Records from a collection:
○ ○ ○ ○ ○ ○ ○

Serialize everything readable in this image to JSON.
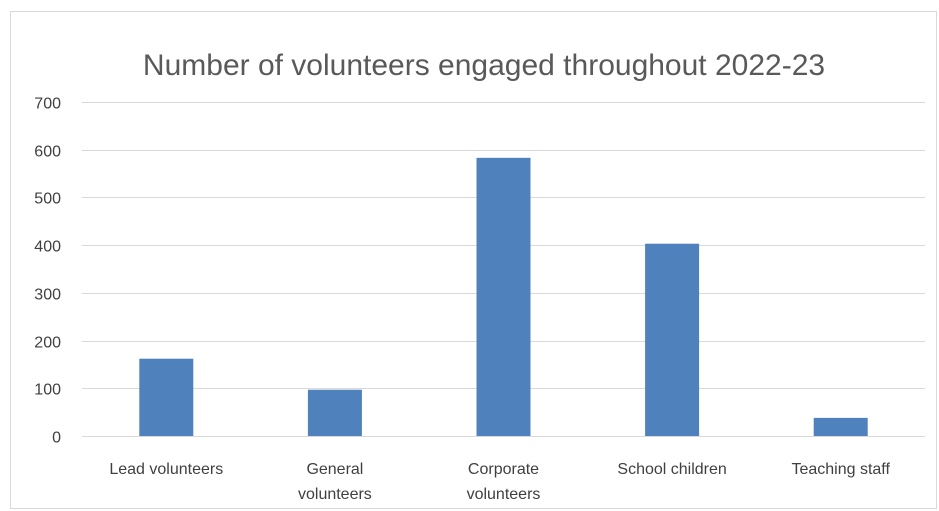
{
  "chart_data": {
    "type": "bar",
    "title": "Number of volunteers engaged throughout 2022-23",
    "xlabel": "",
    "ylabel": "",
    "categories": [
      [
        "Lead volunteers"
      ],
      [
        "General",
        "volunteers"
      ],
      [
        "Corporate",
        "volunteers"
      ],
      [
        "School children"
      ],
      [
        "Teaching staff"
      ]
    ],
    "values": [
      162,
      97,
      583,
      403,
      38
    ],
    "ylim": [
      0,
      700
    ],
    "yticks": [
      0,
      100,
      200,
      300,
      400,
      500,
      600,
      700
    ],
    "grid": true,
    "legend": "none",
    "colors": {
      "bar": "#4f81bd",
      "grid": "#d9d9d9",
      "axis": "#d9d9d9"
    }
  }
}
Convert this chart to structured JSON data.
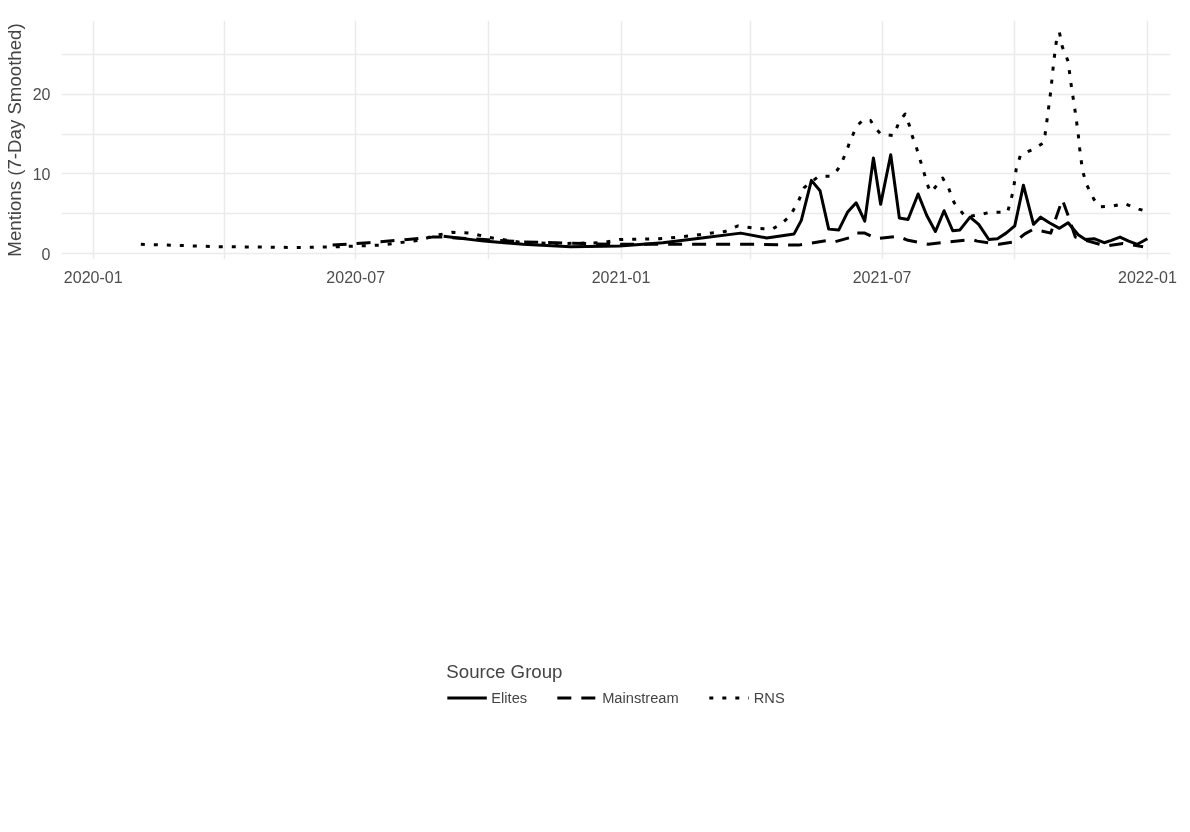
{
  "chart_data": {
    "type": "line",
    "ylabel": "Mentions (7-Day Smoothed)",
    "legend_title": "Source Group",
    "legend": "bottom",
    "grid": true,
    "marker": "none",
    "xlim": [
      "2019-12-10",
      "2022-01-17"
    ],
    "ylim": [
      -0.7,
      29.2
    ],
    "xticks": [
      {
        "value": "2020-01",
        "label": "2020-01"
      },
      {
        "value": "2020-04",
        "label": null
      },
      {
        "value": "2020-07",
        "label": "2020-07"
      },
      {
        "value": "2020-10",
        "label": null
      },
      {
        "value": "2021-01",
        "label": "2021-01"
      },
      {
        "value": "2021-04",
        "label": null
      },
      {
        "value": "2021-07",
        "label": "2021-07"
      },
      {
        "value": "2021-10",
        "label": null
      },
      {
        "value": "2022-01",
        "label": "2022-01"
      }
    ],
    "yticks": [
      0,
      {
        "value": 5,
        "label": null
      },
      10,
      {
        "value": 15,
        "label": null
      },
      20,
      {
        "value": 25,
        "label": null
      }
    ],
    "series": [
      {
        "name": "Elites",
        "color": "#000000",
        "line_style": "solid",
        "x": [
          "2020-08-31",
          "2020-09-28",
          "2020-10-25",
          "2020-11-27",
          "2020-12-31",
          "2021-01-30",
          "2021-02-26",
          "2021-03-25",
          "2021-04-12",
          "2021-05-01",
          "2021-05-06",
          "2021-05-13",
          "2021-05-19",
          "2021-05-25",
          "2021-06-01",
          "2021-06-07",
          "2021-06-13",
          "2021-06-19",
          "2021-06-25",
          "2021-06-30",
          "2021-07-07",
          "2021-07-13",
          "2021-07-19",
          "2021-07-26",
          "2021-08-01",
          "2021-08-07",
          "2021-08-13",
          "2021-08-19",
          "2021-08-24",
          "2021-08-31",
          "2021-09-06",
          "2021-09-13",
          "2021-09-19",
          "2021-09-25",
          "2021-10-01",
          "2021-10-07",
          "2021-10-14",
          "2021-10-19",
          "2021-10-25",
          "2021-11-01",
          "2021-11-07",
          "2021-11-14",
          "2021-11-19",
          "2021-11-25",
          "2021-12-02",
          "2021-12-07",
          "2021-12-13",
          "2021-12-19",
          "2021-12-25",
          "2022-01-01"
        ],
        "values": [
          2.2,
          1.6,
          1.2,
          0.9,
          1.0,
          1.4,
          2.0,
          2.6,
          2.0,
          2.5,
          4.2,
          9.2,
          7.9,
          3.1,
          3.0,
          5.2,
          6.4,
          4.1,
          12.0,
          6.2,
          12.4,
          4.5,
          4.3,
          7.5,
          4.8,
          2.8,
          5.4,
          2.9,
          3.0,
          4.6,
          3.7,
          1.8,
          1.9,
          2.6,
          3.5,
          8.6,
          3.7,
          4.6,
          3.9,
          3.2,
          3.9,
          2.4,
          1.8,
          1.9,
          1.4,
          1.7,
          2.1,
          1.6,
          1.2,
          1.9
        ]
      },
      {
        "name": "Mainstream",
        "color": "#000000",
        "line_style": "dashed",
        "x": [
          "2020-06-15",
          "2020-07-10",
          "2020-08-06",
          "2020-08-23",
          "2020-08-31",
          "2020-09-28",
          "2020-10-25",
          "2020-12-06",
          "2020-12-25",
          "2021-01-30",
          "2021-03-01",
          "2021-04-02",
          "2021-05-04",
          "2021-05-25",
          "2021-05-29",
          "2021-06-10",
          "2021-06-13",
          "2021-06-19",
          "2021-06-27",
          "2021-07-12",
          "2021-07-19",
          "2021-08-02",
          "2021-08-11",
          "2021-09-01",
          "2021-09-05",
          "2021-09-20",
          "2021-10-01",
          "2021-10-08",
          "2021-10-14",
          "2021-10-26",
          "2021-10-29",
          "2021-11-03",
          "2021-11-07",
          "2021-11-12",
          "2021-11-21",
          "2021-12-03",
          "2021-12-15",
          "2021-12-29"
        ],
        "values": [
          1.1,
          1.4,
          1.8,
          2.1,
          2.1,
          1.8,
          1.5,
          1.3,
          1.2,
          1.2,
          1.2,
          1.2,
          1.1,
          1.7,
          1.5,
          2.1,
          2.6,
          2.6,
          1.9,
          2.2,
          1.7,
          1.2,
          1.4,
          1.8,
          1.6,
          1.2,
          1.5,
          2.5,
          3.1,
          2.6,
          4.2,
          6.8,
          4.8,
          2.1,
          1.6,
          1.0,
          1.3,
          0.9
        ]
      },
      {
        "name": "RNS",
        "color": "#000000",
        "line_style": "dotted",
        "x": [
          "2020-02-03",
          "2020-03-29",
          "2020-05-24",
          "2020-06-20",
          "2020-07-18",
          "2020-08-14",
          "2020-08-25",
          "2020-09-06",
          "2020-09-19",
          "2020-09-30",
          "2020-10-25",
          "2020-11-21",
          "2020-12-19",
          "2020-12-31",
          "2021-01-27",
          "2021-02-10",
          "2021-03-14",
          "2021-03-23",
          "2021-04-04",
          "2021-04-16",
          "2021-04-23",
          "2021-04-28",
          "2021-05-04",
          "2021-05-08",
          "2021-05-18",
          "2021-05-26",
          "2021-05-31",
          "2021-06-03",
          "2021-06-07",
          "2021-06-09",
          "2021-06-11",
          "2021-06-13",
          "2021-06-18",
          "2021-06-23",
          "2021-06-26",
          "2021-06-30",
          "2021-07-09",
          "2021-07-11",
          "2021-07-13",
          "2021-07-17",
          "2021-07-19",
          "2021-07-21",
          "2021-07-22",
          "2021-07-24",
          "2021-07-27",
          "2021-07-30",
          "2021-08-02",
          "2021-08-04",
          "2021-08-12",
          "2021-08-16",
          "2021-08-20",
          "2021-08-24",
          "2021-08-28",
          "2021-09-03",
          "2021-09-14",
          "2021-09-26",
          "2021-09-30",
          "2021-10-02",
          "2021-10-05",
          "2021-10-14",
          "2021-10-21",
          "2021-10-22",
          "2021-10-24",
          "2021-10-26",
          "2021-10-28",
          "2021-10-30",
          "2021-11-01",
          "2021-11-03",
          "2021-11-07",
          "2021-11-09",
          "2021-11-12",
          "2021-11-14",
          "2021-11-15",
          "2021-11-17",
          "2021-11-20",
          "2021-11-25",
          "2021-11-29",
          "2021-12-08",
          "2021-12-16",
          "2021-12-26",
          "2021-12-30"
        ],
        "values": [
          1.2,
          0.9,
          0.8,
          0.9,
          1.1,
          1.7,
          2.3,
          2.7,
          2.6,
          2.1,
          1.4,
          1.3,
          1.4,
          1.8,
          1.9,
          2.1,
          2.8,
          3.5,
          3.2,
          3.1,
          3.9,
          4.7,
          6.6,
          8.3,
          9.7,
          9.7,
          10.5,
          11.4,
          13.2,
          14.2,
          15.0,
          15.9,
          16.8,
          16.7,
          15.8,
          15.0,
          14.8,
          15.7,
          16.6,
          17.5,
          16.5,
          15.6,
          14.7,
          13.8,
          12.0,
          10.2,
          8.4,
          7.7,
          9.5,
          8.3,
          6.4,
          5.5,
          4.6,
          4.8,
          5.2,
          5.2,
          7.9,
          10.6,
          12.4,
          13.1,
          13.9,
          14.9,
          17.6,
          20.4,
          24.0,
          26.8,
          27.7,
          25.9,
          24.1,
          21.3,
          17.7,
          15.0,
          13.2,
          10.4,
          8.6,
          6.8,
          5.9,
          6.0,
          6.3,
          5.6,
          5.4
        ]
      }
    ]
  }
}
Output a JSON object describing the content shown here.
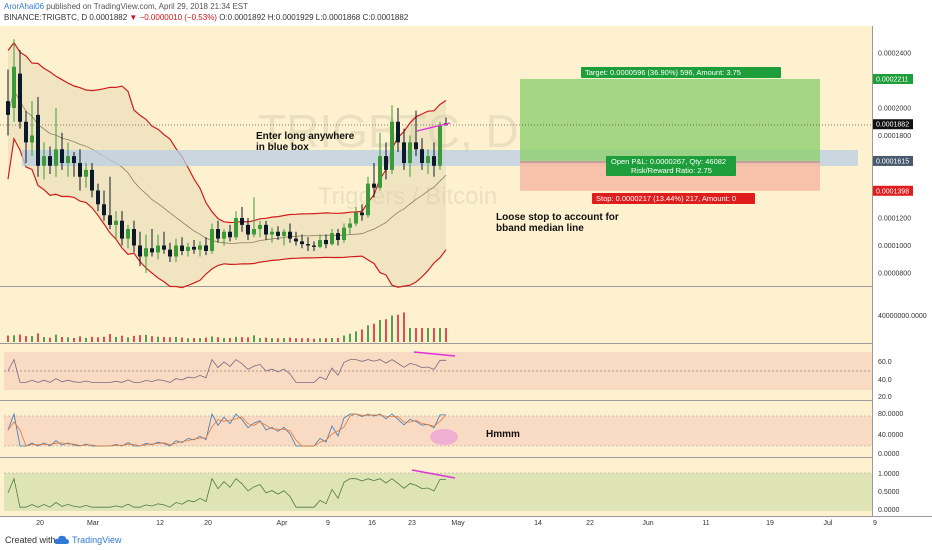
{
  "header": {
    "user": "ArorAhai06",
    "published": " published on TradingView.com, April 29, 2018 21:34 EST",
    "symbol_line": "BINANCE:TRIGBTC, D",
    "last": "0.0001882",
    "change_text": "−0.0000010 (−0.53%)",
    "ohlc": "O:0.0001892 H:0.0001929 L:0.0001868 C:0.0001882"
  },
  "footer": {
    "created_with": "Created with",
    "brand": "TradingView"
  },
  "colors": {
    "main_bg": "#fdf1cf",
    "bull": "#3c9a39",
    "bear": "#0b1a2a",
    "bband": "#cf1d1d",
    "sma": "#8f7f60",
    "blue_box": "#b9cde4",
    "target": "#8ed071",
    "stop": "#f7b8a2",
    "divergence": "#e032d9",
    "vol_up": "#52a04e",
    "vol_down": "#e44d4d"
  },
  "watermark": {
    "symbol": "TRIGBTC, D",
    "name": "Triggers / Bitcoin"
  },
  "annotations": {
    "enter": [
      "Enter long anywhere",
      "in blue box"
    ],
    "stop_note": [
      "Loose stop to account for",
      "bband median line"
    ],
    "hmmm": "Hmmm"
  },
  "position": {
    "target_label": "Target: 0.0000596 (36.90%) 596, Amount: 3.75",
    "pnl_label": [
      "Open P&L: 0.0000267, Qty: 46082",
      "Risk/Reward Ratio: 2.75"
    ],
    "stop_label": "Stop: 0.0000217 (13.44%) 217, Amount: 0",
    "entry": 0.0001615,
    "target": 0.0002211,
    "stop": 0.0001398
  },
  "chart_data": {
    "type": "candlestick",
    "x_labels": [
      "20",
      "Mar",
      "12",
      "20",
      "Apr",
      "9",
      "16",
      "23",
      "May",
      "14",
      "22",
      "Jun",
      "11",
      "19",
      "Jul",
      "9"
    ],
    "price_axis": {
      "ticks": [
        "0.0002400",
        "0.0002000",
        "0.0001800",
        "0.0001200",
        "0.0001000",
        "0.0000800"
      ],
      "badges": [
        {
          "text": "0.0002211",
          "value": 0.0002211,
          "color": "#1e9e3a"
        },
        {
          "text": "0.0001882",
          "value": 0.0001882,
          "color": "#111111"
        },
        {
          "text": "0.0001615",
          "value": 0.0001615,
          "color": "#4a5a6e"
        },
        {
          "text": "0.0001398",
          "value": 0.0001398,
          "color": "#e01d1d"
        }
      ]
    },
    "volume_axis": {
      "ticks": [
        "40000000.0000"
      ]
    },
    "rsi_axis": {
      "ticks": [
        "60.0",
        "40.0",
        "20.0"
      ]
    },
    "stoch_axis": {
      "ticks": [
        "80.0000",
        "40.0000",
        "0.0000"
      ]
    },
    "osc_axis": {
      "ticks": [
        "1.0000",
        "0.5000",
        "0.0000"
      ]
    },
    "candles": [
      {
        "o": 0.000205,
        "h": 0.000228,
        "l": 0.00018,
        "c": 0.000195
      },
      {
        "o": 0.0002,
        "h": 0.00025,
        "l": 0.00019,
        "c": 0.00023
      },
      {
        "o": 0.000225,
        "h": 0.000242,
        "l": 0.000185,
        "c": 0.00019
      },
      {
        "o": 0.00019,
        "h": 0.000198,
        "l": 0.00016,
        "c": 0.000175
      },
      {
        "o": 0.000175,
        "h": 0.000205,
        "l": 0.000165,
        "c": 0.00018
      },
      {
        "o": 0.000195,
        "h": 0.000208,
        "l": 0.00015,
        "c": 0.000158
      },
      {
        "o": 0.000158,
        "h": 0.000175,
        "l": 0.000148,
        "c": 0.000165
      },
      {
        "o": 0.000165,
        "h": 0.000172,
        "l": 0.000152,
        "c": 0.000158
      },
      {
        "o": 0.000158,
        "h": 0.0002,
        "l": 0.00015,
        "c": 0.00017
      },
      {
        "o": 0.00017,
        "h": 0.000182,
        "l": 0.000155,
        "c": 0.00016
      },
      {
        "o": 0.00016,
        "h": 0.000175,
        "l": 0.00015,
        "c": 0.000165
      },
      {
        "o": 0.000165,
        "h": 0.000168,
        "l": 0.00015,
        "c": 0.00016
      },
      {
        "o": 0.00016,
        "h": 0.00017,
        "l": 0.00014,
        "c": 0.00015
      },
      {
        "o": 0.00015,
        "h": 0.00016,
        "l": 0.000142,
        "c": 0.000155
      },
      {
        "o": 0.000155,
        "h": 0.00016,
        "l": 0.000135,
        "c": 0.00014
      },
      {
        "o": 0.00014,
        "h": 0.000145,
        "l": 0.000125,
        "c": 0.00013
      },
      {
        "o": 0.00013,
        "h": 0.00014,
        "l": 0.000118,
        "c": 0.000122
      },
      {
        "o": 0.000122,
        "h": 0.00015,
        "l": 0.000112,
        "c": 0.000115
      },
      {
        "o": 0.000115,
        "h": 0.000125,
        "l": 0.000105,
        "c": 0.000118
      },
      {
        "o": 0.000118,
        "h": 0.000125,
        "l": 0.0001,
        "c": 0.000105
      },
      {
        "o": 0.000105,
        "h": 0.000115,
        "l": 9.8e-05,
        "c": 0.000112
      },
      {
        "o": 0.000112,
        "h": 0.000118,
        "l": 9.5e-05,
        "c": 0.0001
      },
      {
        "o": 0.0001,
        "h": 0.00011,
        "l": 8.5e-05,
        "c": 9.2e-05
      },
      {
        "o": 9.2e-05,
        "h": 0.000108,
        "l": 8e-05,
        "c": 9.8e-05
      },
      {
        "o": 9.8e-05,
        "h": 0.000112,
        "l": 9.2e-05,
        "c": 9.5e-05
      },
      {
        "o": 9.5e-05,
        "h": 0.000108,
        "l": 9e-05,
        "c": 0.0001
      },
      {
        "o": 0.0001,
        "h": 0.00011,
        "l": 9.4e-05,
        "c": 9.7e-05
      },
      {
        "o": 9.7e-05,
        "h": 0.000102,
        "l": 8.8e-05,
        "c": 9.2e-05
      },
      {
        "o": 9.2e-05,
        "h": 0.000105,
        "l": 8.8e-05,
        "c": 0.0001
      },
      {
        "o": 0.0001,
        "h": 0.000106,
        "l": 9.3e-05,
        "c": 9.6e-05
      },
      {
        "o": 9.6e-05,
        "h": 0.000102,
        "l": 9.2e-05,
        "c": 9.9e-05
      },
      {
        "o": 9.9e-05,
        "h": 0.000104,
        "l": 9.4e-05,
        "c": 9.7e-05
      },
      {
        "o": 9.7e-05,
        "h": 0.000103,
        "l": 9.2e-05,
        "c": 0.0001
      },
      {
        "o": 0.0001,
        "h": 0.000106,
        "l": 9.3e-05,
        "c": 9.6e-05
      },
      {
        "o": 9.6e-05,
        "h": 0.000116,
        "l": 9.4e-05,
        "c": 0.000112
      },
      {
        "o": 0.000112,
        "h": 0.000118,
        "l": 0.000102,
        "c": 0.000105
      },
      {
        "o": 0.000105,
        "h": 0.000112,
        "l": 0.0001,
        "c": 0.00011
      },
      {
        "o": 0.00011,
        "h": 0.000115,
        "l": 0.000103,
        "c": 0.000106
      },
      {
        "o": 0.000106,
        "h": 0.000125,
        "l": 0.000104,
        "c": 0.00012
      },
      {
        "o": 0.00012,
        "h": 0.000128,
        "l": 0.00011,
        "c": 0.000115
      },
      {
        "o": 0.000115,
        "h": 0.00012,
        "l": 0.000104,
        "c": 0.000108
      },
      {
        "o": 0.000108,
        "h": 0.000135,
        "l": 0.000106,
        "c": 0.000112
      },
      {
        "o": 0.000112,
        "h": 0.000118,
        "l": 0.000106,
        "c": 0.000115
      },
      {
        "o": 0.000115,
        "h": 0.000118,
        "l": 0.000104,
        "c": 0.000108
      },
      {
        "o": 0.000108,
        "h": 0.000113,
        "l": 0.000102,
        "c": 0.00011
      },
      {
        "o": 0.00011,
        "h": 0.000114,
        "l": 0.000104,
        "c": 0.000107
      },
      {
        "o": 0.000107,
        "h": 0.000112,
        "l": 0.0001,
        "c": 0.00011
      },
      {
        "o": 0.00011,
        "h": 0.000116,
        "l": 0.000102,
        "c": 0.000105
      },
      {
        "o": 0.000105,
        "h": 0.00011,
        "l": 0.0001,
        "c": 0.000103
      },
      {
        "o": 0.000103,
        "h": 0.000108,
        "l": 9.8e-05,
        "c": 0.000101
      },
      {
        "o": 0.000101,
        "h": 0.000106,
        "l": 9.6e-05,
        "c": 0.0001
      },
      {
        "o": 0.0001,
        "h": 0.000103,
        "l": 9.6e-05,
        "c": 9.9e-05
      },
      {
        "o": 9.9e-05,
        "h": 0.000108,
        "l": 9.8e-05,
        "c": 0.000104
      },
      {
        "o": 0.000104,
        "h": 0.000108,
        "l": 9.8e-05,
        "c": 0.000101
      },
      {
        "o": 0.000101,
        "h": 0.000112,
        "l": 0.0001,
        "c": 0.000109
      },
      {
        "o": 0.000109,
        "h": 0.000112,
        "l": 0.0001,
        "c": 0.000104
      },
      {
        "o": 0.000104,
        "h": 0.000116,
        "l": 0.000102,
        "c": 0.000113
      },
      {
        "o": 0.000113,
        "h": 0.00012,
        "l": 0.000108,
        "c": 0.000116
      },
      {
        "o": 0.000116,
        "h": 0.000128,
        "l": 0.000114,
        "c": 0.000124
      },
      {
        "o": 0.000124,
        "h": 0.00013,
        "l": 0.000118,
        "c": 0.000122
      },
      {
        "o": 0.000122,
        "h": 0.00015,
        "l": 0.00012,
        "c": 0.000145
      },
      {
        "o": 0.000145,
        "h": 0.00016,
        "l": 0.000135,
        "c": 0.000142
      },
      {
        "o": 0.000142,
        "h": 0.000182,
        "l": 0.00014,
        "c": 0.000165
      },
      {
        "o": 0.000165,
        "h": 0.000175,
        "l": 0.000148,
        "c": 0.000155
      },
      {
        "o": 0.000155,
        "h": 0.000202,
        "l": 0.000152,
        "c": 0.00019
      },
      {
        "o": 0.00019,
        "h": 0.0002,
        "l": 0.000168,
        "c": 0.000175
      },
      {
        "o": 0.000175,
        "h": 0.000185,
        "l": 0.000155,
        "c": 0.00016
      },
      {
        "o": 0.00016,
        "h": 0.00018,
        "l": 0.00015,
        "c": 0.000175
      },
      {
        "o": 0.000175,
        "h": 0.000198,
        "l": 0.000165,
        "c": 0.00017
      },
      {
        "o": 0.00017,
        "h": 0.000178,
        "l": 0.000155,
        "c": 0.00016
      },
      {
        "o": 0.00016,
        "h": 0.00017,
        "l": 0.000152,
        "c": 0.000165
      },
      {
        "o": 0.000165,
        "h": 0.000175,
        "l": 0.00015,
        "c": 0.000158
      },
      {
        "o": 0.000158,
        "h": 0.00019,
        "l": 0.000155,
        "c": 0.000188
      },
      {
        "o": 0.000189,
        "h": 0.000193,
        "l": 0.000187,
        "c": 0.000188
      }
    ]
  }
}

○ ○ ○ ○ ○ ○ ○

STATED GOAL: Some lines of the data above may hold the word "JSON"; report how many do, and nothing else.

COMPLETE OUTPUT: 3